>> START Dataset extract

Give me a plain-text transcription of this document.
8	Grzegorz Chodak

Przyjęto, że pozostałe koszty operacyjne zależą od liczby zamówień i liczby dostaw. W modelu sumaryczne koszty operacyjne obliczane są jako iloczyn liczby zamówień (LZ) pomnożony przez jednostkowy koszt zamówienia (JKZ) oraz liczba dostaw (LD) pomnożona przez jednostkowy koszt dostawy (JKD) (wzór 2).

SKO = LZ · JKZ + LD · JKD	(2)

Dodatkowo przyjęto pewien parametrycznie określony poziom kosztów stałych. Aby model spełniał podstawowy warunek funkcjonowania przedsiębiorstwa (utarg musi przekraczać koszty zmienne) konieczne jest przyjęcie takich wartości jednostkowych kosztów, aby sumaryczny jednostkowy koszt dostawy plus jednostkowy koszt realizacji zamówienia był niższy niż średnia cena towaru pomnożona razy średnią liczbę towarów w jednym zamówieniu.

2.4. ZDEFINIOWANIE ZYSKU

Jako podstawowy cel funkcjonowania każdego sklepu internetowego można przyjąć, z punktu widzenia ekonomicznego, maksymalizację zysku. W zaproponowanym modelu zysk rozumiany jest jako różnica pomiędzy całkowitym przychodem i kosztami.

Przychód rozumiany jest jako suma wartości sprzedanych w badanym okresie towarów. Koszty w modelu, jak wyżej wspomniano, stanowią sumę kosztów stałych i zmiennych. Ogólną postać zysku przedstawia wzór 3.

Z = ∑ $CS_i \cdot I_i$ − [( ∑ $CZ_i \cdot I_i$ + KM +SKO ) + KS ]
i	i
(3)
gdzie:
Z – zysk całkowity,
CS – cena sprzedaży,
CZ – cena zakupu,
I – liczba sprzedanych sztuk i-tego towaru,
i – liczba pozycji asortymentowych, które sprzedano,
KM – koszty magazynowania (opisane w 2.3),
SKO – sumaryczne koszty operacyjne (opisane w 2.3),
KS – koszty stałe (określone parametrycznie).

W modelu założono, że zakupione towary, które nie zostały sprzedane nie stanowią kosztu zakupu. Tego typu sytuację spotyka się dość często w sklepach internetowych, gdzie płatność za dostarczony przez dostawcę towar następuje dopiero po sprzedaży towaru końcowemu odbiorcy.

>> END Dataset extract
>> START Dataset extract

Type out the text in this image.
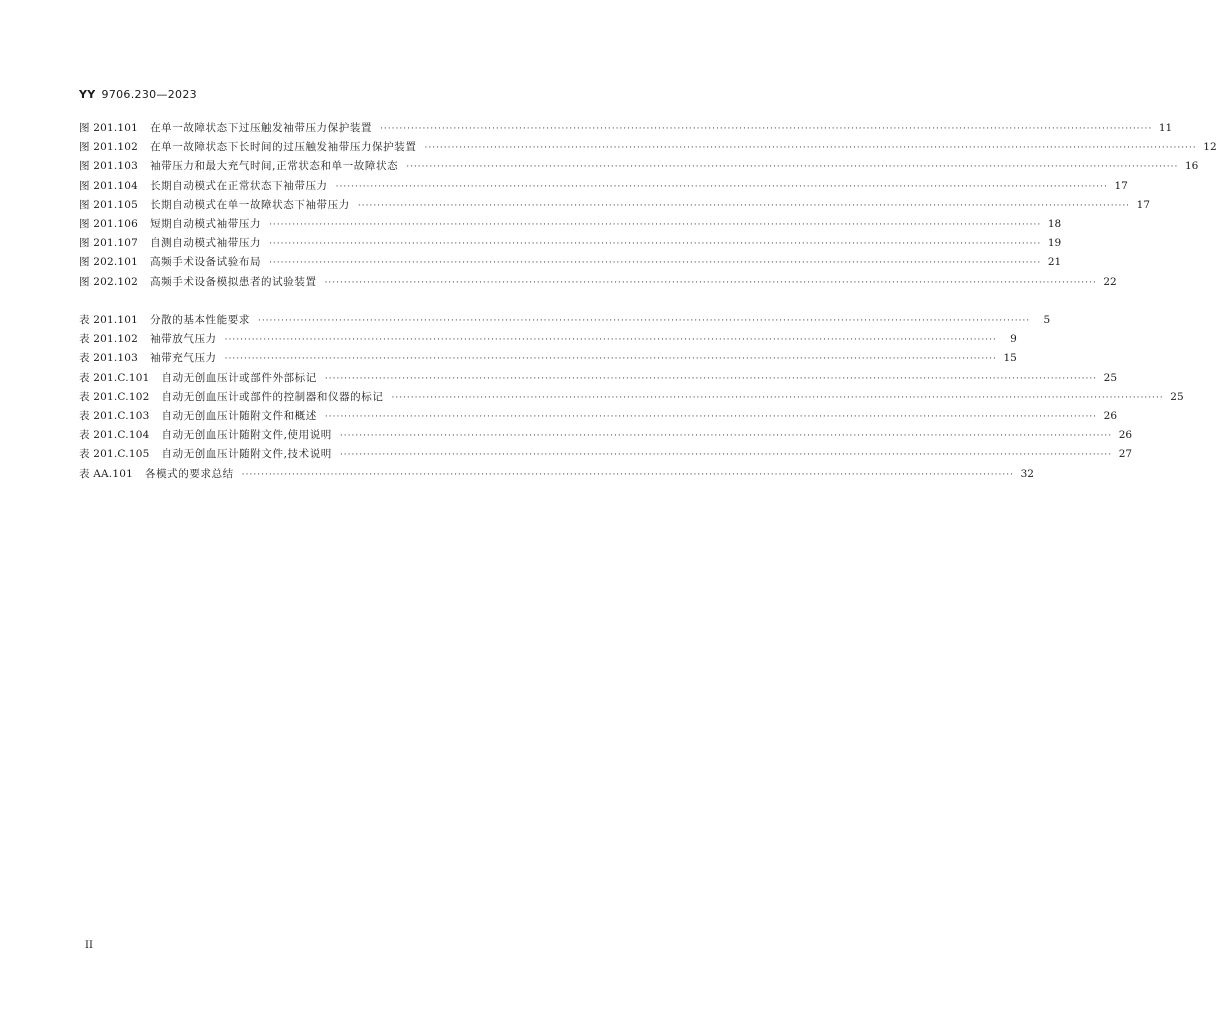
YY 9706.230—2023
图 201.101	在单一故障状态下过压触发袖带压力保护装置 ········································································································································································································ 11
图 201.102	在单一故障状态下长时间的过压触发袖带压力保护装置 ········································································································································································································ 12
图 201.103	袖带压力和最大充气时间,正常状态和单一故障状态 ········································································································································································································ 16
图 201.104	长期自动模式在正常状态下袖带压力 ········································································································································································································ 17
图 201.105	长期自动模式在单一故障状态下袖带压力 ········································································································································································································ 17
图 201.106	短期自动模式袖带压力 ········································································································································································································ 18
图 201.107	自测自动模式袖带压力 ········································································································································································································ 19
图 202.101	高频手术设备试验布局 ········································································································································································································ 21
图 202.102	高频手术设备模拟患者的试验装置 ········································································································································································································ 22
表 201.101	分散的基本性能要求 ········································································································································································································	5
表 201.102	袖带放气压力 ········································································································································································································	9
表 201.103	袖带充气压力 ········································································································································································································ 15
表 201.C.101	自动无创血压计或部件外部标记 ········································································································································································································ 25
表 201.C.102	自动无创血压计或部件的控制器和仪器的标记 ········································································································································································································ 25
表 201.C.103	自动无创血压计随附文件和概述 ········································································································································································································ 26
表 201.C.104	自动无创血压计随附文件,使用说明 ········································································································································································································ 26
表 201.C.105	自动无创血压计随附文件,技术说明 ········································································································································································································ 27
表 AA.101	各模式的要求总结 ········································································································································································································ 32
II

>> END Dataset extract
>> START Dataset extract

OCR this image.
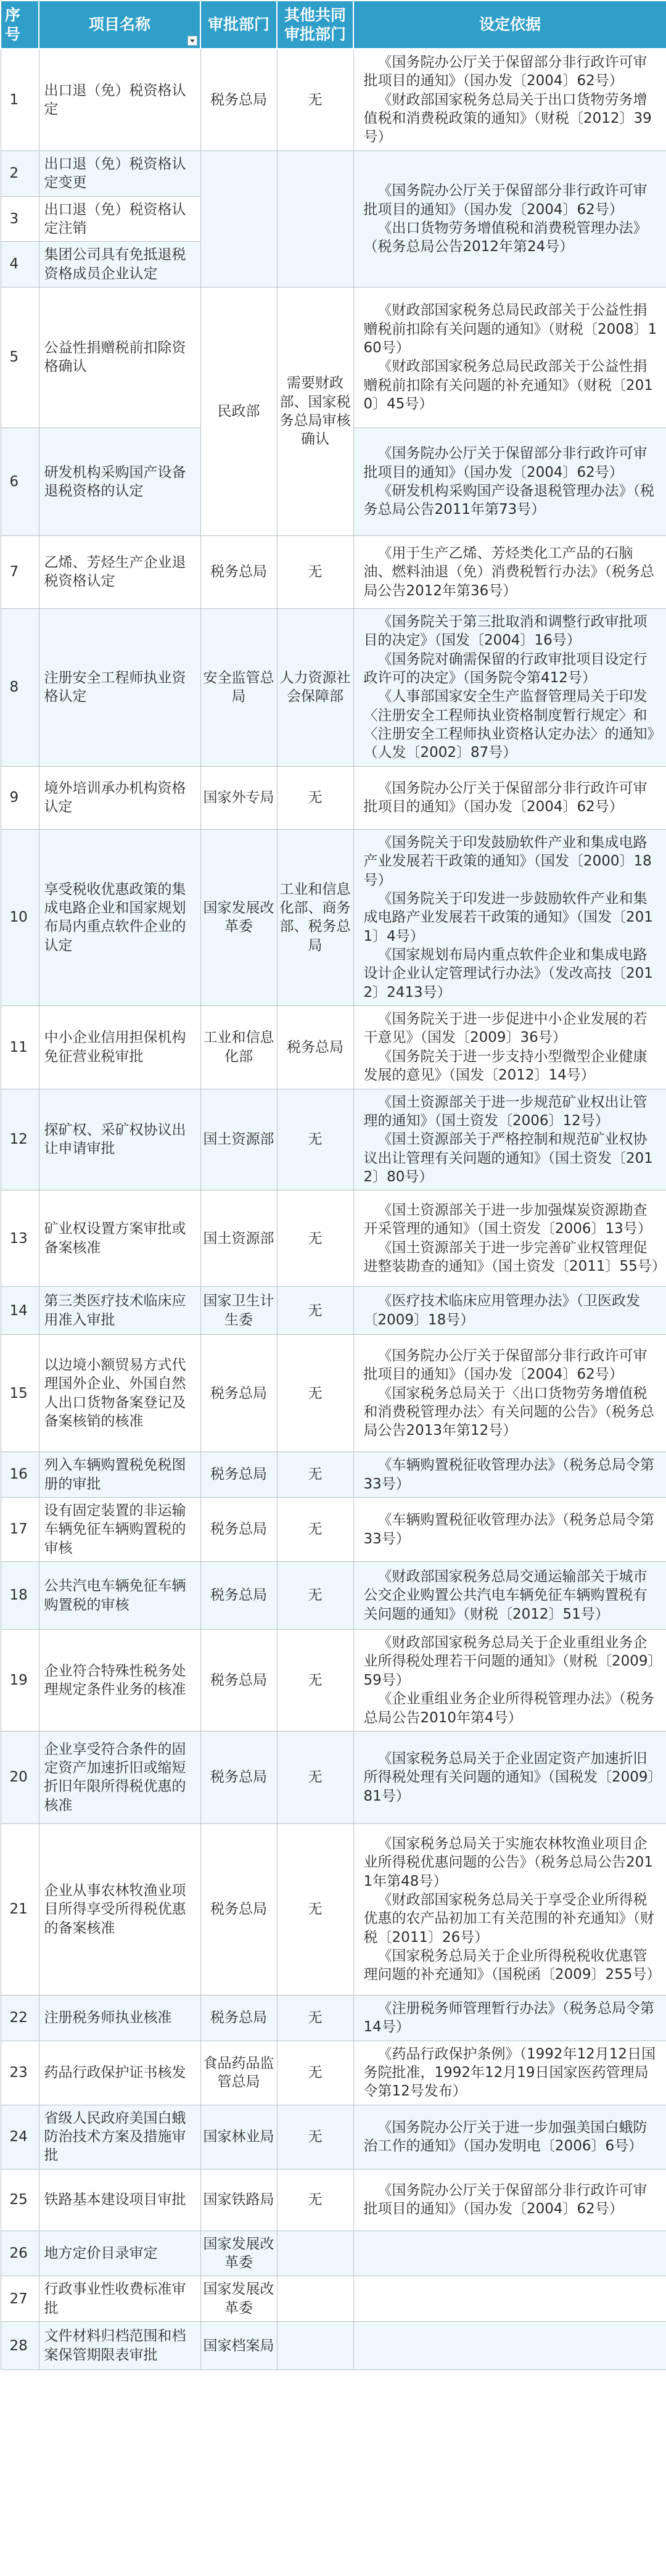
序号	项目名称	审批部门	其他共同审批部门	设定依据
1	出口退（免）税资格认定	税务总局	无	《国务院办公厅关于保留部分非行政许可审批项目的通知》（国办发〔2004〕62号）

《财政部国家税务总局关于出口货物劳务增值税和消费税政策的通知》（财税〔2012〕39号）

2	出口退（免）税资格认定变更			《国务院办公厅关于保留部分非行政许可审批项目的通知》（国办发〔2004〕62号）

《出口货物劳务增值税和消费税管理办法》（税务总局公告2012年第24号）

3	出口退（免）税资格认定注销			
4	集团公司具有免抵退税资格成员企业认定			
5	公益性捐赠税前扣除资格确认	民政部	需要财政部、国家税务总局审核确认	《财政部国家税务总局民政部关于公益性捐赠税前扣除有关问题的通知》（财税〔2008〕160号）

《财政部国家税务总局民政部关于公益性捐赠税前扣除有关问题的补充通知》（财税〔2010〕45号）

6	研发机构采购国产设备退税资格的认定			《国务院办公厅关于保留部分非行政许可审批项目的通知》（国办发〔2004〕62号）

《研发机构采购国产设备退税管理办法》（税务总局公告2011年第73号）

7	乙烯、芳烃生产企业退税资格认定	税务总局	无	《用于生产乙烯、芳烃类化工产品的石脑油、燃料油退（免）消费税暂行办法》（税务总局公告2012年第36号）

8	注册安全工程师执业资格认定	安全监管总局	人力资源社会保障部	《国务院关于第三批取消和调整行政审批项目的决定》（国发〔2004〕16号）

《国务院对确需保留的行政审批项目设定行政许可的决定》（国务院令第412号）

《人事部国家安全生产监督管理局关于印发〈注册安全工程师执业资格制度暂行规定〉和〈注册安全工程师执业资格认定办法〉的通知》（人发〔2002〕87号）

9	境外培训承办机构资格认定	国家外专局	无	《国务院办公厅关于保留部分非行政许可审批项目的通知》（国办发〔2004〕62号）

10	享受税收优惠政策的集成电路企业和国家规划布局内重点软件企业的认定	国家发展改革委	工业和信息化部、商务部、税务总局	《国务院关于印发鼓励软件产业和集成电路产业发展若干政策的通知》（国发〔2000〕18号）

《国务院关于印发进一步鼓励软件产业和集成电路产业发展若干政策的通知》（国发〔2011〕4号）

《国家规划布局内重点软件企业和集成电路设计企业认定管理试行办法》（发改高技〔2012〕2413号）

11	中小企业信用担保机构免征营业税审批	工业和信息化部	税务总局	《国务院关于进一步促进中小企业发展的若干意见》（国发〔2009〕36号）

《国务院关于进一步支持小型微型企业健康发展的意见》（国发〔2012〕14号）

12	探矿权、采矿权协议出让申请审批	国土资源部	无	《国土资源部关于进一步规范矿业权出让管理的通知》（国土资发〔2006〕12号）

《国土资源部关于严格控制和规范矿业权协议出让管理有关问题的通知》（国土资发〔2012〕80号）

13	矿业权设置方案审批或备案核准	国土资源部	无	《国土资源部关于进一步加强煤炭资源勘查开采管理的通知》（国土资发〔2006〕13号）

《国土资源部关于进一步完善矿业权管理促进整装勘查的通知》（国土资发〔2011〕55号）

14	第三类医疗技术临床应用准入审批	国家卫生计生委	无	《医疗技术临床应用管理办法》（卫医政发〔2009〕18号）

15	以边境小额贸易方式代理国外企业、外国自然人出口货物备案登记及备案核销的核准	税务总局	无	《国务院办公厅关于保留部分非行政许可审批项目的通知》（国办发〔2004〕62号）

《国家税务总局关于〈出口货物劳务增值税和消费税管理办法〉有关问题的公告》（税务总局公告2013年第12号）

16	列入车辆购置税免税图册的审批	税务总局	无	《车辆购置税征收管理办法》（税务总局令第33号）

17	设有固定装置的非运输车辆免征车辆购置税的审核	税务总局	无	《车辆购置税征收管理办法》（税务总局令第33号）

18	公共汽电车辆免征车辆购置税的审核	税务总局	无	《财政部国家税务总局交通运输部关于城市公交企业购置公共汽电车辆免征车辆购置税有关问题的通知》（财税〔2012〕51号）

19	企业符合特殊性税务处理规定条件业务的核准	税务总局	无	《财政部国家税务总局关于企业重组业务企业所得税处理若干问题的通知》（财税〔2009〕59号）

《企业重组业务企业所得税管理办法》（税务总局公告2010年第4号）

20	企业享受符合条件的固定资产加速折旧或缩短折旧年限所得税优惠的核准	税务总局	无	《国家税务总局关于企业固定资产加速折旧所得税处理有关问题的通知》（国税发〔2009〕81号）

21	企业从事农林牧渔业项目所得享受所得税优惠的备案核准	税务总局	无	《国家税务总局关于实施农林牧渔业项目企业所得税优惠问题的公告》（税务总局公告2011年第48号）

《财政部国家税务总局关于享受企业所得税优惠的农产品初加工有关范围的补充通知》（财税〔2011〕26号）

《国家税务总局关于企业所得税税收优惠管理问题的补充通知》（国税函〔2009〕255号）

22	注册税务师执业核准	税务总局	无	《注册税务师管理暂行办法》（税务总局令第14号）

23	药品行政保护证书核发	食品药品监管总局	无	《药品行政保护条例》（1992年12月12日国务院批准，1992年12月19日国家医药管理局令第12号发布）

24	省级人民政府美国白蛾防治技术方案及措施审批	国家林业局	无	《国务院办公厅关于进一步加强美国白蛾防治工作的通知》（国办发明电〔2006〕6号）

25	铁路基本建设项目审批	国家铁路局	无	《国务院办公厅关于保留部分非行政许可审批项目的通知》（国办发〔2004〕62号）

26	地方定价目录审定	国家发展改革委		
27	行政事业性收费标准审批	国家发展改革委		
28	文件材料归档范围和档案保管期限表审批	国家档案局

>> END Dataset extract

_Aim of the task:_ Scan the lines for the string "opisane". Pick out every line that has it.

_Answer to the task:_
KM – koszty magazynowania (opisane w 2.3),
SKO – sumaryczne koszty operacyjne (opisane w 2.3),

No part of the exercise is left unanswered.